> [Requirements] Will you output all of the data below exactly, omitting the images?

> [Dataset entries]
+ + +

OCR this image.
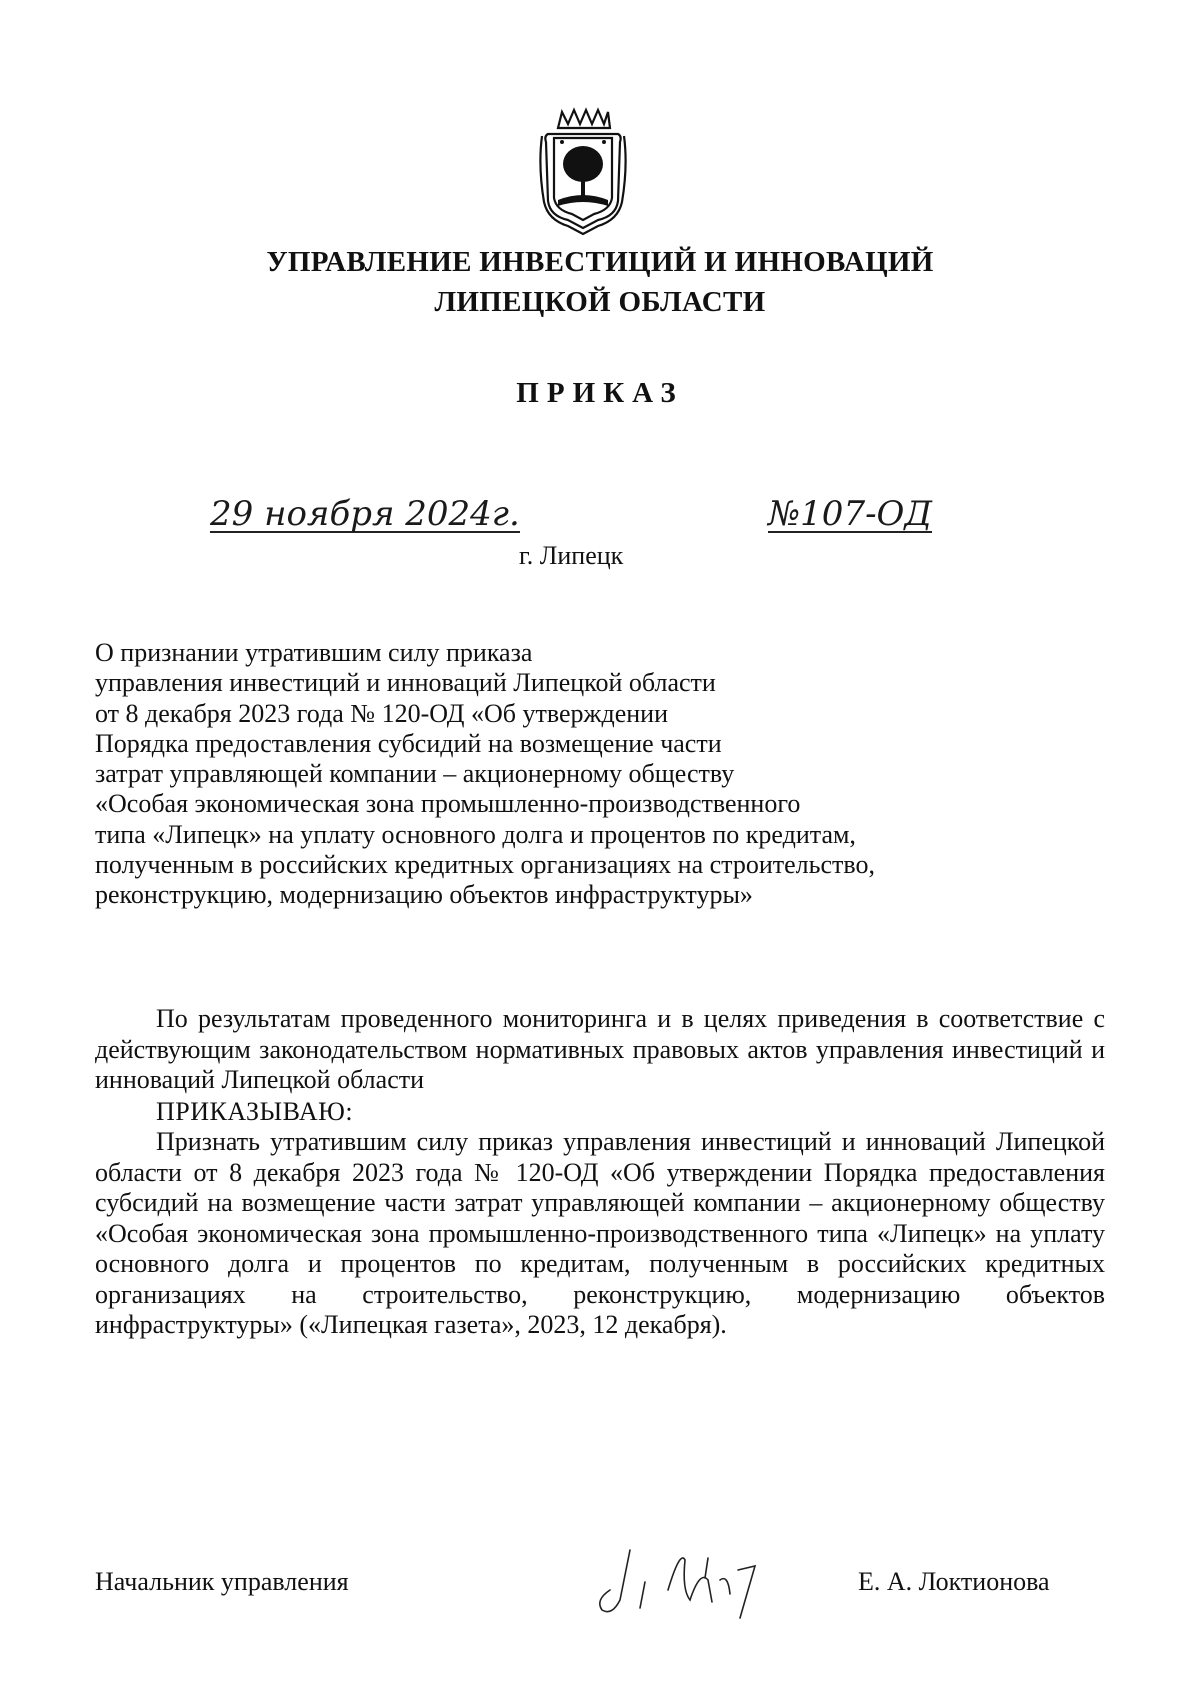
УПРАВЛЕНИЕ ИНВЕСТИЦИЙ И ИННОВАЦИЙ
ЛИПЕЦКОЙ ОБЛАСТИ
ПРИКАЗ
29 ноября 2024г.	№107-ОД
г. Липецк
О признании утратившим силу приказа
управления инвестиций и инноваций Липецкой области
от 8 декабря 2023 года № 120-ОД «Об утверждении
Порядка предоставления субсидий на возмещение части
затрат управляющей компании – акционерному обществу
«Особая экономическая зона промышленно-производственного
типа «Липецк» на уплату основного долга и процентов по кредитам,
полученным в российских кредитных организациях на строительство,
реконструкцию, модернизацию объектов инфраструктуры»
По результатам проведенного мониторинга и в целях приведения в соответствие с действующим законодательством нормативных правовых актов управления инвестиций и инноваций Липецкой области
ПРИКАЗЫВАЮ:
Признать утратившим силу приказ управления инвестиций и инноваций Липецкой области от 8 декабря 2023 года № 120-ОД «Об утверждении Порядка предоставления субсидий на возмещение части затрат управляющей компании – акционерному обществу «Особая экономическая зона промышленно-производственного типа «Липецк» на уплату основного долга и процентов по кредитам, полученным в российских кредитных организациях на строительство, реконструкцию, модернизацию объектов инфраструктуры» («Липецкая газета», 2023, 12 декабря).
Начальник управления	Е. А. Локтионова
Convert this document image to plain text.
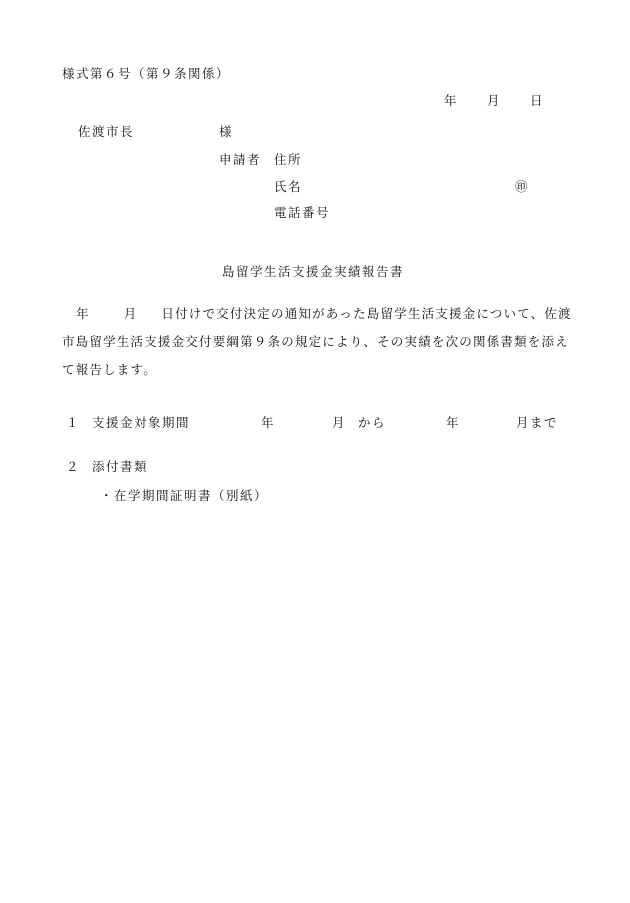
様式第６号（第９条関係）
年 月 日
佐渡市長	様
申請者 住所
氏名	㊞
電話番号
島留学生活支援金実績報告書
年	月 日付けで交付決定の通知があった島留学生活支援金について、佐渡市島留学生活支援金交付要綱第９条の規定により、その実績を次の関係書類を添えて報告します。
１ 支援金対象期間	年	月 から	年	月まで
２ 添付書類
・在学期間証明書（別紙）
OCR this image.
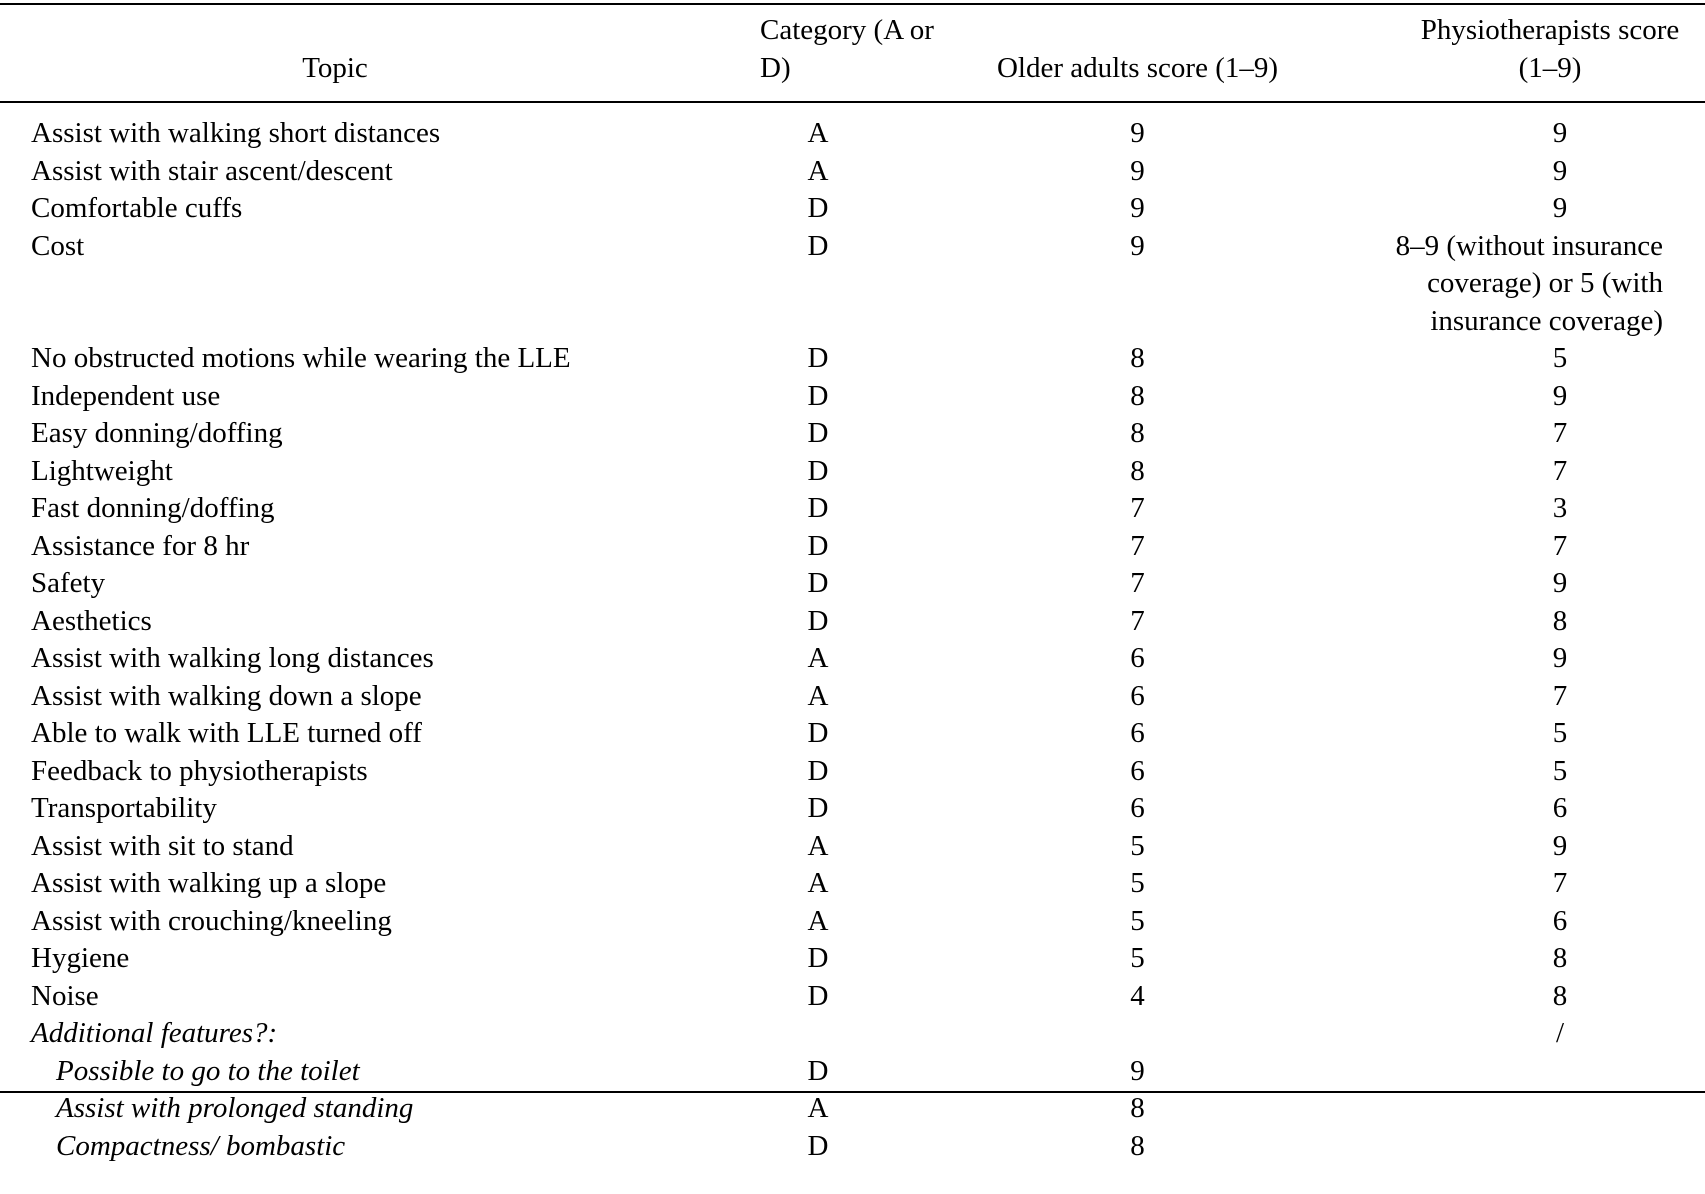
Topic	Category (A or D)	Older adults score (1–9)	Physiotherapists score
(1–9)

Assist with walking short distances	A	9	9
Assist with stair ascent/descent	A	9	9
Comfortable cuffs	D	9	9
Cost	D	9	8–9 (without insurance
coverage) or 5 (with
insurance coverage)
No obstructed motions while wearing the LLE	D	8	5
Independent use	D	8	9
Easy donning/doffing	D	8	7
Lightweight	D	8	7
Fast donning/doffing	D	7	3
Assistance for 8 hr	D	7	7
Safety	D	7	9
Aesthetics	D	7	8
Assist with walking long distances	A	6	9
Assist with walking down a slope	A	6	7
Able to walk with LLE turned off	D	6	5
Feedback to physiotherapists	D	6	5
Transportability	D	6	6
Assist with sit to stand	A	5	9
Assist with walking up a slope	A	5	7
Assist with crouching/kneeling	A	5	6
Hygiene	D	5	8
Noise	D	4	8
Additional features?:			/
Possible to go to the toilet	D	9	
Assist with prolonged standing	A	8	
Compactness/ bombastic	D	8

+ + +

> [Expected output]
OCR this image.
УПРАВЛЕНИЕ ИНВЕСТИЦИЙ И ИННОВАЦИЙ
ЛИПЕЦКОЙ ОБЛАСТИ
ПРИКАЗ
29 ноября 2024г.	№107-ОД
г. Липецк
О признании утратившим силу приказа
управления инвестиций и инноваций Липецкой области
от 8 декабря 2023 года № 120-ОД «Об утверждении
Порядка предоставления субсидий на возмещение части
затрат управляющей компании – акционерному обществу
«Особая экономическая зона промышленно-производственного
типа «Липецк» на уплату основного долга и процентов по кредитам,
полученным в российских кредитных организациях на строительство,
реконструкцию, модернизацию объектов инфраструктуры»
По результатам проведенного мониторинга и в целях приведения в соответствие с действующим законодательством нормативных правовых актов управления инвестиций и инноваций Липецкой области
ПРИКАЗЫВАЮ:
Признать утратившим силу приказ управления инвестиций и инноваций Липецкой области от 8 декабря 2023 года № 120-ОД «Об утверждении Порядка предоставления субсидий на возмещение части затрат управляющей компании – акционерному обществу «Особая экономическая зона промышленно-производственного типа «Липецк» на уплату основного долга и процентов по кредитам, полученным в российских кредитных организациях на строительство, реконструкцию, модернизацию объектов инфраструктуры» («Липецкая газета», 2023, 12 декабря).
Начальник управления	Е. А. Локтионова
Convert this document image to plain text.
様式第６号（第９条関係）
年 月 日
佐渡市長	様
申請者 住所
氏名	㊞
電話番号
島留学生活支援金実績報告書
年	月 日付けで交付決定の通知があった島留学生活支援金について、佐渡市島留学生活支援金交付要綱第９条の規定により、その実績を次の関係書類を添えて報告します。
１ 支援金対象期間	年	月 から	年	月まで
２ 添付書類
・在学期間証明書（別紙）
OCR this image.
Topic	Category (A or D)	Older adults score (1–9)	Physiotherapists score
(1–9)

Assist with walking short distances	A	9	9
Assist with stair ascent/descent	A	9	9
Comfortable cuffs	D	9	9
Cost	D	9	8–9 (without insurance
coverage) or 5 (with
insurance coverage)
No obstructed motions while wearing the LLE	D	8	5
Independent use	D	8	9
Easy donning/doffing	D	8	7
Lightweight	D	8	7
Fast donning/doffing	D	7	3
Assistance for 8 hr	D	7	7
Safety	D	7	9
Aesthetics	D	7	8
Assist with walking long distances	A	6	9
Assist with walking down a slope	A	6	7
Able to walk with LLE turned off	D	6	5
Feedback to physiotherapists	D	6	5
Transportability	D	6	6
Assist with sit to stand	A	5	9
Assist with walking up a slope	A	5	7
Assist with crouching/kneeling	A	5	6
Hygiene	D	5	8
Noise	D	4	8
Additional features?:			/
Possible to go to the toilet	D	9	
Assist with prolonged standing	A	8	
Compactness/ bombastic	D	8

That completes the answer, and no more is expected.